▶ [WHAT IS REQUIRED] Each entry below should be written out exactly as it is, with no pictures.

↓

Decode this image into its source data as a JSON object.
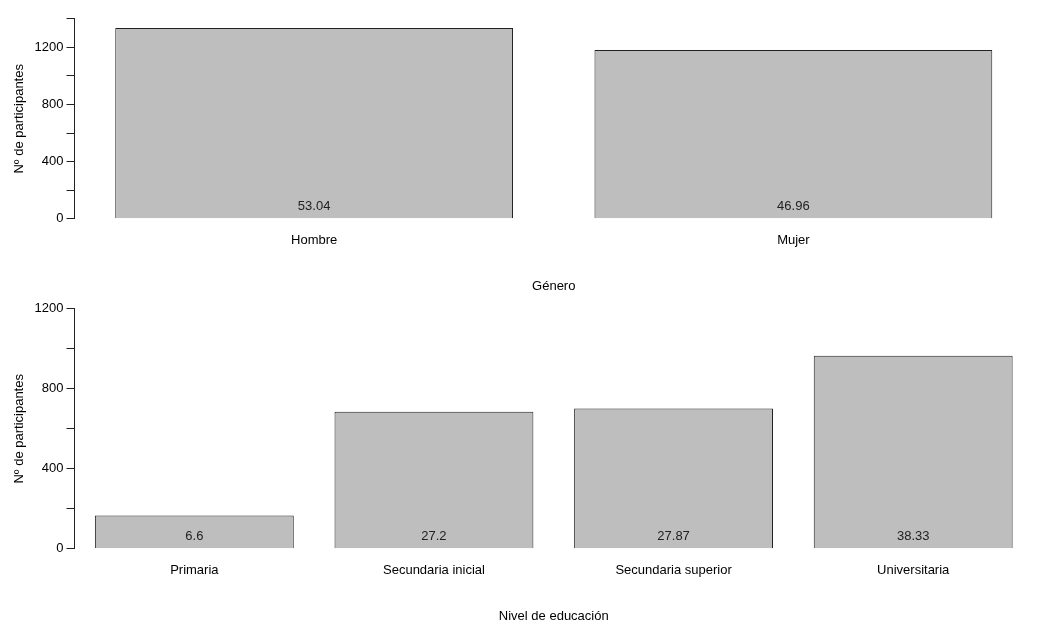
{
  "chart_data": [
    {
      "type": "bar",
      "xlabel": "Género",
      "ylabel": "Nº de participantes",
      "categories": [
        "Hombre",
        "Mujer"
      ],
      "values": [
        1336,
        1182
      ],
      "color": "#bebebe",
      "annotations": [
        "53.04",
        "46.96"
      ],
      "ylim": [
        0,
        1400
      ],
      "yticks": [
        0,
        {
          "value": 200,
          "label": null
        },
        400,
        {
          "value": 600,
          "label": null
        },
        800,
        {
          "value": 1000,
          "label": null
        },
        1200,
        {
          "value": 1400,
          "label": null
        }
      ],
      "grid": false,
      "legend": false
    },
    {
      "type": "bar",
      "xlabel": "Nivel de educación",
      "ylabel": "Nº de participantes",
      "categories": [
        "Primaria",
        "Secundaria inicial",
        "Secundaria superior",
        "Universitaria"
      ],
      "values": [
        166,
        685,
        702,
        965
      ],
      "color": "#bebebe",
      "annotations": [
        "6.6",
        "27.2",
        "27.87",
        "38.33"
      ],
      "ylim": [
        0,
        1200
      ],
      "yticks": [
        0,
        {
          "value": 200,
          "label": null
        },
        400,
        {
          "value": 600,
          "label": null
        },
        800,
        {
          "value": 1000,
          "label": null
        },
        1200
      ],
      "grid": false,
      "legend": false
    }
  ]
}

↑

▶ [SOLUTION FOR THIS TASK]
Decode this image into its source data as a JSON object.
{
  "chart_data": [
    {
      "type": "bar",
      "xlabel": "Género",
      "ylabel": "Nº de participantes",
      "categories": [
        "Hombre",
        "Mujer"
      ],
      "values": [
        1336,
        1182
      ],
      "color": "#bebebe",
      "annotations": [
        "53.04",
        "46.96"
      ],
      "ylim": [
        0,
        1400
      ],
      "yticks": [
        0,
        {
          "value": 200,
          "label": null
        },
        400,
        {
          "value": 600,
          "label": null
        },
        800,
        {
          "value": 1000,
          "label": null
        },
        1200,
        {
          "value": 1400,
          "label": null
        }
      ],
      "grid": false,
      "legend": false
    },
    {
      "type": "bar",
      "xlabel": "Nivel de educación",
      "ylabel": "Nº de participantes",
      "categories": [
        "Primaria",
        "Secundaria inicial",
        "Secundaria superior",
        "Universitaria"
      ],
      "values": [
        166,
        685,
        702,
        965
      ],
      "color": "#bebebe",
      "annotations": [
        "6.6",
        "27.2",
        "27.87",
        "38.33"
      ],
      "ylim": [
        0,
        1200
      ],
      "yticks": [
        0,
        {
          "value": 200,
          "label": null
        },
        400,
        {
          "value": 600,
          "label": null
        },
        800,
        {
          "value": 1000,
          "label": null
        },
        1200
      ],
      "grid": false,
      "legend": false
    }
  ]
}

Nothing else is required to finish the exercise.